EXERCISE:
Each line that holds the word "left" counts once; report the total and nothing else.

((

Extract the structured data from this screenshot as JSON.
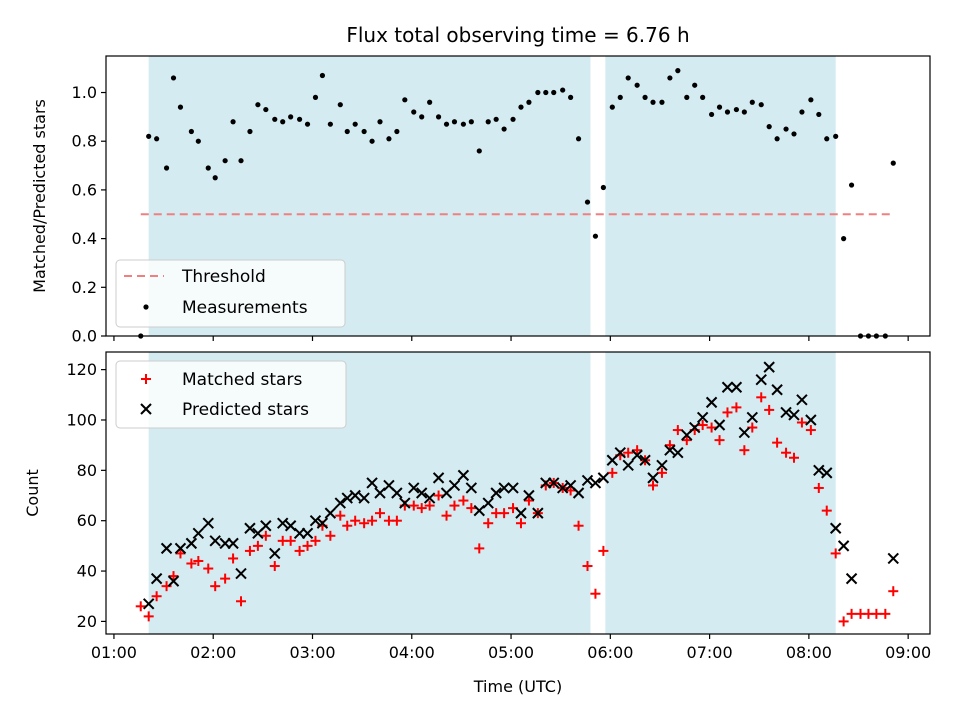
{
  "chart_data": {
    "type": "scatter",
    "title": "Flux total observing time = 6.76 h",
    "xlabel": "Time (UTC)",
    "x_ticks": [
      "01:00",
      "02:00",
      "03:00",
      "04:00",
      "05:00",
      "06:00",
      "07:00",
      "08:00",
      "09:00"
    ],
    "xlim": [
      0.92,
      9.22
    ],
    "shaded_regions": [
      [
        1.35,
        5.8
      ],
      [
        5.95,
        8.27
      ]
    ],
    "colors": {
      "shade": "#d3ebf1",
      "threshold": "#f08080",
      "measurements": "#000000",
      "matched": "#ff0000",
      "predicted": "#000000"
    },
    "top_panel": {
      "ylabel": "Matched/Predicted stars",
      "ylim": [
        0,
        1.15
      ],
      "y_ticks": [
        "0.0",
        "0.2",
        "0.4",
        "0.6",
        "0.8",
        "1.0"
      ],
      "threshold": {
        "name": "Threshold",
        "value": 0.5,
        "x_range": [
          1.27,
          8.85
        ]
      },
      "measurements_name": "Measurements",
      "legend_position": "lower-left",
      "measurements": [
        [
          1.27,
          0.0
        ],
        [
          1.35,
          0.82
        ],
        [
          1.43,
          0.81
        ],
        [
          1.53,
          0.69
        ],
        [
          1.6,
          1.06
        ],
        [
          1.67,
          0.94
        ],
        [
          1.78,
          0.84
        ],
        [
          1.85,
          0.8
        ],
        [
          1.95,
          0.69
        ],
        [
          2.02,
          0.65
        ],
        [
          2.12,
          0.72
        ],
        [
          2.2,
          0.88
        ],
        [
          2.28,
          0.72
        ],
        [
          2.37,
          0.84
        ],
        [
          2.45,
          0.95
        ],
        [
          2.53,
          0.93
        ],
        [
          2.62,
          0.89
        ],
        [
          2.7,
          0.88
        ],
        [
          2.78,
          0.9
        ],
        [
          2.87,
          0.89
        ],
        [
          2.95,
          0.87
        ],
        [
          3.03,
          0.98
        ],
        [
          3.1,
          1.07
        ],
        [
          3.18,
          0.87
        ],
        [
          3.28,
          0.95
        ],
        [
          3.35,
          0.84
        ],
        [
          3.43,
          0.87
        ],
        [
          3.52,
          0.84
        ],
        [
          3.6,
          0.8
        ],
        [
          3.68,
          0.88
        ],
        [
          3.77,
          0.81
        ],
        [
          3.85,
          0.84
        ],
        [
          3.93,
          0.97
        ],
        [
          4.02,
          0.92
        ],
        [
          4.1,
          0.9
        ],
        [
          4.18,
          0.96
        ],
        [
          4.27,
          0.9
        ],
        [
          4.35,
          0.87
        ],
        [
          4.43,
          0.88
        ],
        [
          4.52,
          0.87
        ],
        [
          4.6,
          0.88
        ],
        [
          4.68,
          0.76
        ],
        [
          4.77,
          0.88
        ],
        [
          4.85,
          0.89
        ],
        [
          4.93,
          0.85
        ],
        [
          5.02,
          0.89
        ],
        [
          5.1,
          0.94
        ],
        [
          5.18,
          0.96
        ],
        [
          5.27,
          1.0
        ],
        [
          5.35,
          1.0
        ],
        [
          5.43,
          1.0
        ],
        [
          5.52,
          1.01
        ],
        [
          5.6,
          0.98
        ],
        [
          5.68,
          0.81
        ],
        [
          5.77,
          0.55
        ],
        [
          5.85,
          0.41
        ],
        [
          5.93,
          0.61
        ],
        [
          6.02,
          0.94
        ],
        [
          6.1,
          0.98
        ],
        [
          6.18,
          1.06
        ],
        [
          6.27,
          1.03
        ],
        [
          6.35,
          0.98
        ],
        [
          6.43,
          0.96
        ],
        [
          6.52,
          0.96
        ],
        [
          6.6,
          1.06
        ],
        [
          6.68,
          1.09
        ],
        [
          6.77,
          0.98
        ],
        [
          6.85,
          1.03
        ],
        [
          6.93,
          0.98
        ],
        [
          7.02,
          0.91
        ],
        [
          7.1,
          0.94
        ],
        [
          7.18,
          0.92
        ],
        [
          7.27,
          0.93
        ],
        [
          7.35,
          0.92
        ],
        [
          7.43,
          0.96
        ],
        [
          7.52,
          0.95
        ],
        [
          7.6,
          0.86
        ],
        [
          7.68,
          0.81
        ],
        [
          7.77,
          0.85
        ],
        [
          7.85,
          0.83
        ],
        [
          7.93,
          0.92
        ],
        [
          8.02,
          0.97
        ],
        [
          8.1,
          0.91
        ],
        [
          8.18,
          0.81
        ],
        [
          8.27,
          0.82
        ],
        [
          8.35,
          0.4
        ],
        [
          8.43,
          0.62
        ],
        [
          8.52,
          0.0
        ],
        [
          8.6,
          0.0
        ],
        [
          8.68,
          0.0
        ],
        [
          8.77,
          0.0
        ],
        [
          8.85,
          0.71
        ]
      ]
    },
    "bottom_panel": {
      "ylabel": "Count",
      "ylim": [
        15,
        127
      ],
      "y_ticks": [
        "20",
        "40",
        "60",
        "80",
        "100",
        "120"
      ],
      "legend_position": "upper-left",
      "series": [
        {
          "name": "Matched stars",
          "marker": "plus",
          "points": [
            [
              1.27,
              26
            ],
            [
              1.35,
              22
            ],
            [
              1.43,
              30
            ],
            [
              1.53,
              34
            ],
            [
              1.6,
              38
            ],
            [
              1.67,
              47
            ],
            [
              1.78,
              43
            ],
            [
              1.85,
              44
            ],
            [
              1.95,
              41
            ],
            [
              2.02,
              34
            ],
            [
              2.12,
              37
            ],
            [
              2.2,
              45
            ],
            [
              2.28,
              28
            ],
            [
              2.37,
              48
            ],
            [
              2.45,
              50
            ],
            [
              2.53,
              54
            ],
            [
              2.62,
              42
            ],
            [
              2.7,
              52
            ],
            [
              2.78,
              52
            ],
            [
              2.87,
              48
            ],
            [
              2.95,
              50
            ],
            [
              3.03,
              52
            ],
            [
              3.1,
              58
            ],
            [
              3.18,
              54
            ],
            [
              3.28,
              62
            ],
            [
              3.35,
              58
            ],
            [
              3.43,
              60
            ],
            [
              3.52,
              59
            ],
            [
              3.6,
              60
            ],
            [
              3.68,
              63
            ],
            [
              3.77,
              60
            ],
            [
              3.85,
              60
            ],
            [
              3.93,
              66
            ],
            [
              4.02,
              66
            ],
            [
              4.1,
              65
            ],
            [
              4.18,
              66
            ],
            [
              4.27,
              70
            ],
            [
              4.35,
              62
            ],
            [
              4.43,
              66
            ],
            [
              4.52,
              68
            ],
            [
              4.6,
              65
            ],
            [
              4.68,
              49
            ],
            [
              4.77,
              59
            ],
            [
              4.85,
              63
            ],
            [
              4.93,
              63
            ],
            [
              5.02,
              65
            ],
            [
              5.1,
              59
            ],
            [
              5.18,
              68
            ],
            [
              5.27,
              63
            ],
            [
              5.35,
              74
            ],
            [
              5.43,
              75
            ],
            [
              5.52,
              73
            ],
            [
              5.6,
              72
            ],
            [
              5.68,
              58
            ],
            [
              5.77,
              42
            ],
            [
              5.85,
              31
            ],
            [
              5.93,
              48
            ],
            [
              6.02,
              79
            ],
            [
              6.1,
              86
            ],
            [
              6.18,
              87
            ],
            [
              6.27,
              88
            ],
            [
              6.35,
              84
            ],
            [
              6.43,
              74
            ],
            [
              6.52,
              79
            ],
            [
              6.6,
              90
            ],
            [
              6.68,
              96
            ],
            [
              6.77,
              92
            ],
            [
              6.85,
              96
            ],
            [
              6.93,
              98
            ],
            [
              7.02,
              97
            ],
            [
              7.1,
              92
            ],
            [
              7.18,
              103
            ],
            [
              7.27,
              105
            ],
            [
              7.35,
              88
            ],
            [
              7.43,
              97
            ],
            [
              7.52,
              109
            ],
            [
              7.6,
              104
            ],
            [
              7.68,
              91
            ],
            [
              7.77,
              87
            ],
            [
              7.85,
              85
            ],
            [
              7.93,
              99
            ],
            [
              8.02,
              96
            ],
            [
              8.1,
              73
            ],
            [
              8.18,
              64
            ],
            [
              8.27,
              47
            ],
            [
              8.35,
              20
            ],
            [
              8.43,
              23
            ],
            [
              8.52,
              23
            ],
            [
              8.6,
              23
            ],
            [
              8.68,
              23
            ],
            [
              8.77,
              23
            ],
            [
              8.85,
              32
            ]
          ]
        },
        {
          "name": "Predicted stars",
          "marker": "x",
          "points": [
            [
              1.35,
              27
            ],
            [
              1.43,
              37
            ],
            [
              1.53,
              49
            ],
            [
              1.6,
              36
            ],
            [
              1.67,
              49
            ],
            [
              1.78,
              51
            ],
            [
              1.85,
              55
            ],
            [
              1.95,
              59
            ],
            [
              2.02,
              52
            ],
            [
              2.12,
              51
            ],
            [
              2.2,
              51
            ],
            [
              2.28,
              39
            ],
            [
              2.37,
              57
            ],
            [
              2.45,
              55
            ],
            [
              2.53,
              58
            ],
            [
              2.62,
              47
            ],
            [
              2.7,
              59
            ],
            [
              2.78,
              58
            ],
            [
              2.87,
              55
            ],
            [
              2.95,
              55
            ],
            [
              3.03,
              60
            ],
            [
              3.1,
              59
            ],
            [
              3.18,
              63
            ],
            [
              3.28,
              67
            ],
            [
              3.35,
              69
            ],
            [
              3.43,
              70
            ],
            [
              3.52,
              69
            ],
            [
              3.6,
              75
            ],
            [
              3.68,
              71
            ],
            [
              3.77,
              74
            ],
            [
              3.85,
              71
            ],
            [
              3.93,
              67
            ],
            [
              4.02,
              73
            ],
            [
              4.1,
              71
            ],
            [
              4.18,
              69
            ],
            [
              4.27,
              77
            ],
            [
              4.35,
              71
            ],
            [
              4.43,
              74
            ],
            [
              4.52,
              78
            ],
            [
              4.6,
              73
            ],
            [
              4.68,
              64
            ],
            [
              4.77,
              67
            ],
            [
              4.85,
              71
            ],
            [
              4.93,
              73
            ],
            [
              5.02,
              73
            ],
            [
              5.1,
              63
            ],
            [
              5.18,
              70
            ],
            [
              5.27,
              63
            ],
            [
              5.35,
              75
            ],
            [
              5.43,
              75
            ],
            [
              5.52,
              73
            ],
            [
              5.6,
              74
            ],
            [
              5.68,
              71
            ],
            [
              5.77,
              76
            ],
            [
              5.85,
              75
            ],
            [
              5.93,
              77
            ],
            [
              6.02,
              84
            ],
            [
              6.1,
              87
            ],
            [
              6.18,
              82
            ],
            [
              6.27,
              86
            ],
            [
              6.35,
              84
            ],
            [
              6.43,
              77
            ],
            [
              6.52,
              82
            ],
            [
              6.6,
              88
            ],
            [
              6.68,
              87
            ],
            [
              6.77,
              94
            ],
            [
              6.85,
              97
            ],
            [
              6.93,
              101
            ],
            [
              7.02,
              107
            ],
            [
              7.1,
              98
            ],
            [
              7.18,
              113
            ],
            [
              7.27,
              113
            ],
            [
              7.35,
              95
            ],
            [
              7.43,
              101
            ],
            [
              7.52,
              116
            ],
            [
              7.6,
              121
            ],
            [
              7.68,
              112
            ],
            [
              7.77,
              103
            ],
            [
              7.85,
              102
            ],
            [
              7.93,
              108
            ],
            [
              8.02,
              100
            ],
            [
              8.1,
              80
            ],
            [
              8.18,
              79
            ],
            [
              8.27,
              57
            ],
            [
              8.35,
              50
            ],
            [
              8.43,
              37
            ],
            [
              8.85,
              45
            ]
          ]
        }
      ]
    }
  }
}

))

RESPONSE FOR THIS EXERCISE:
2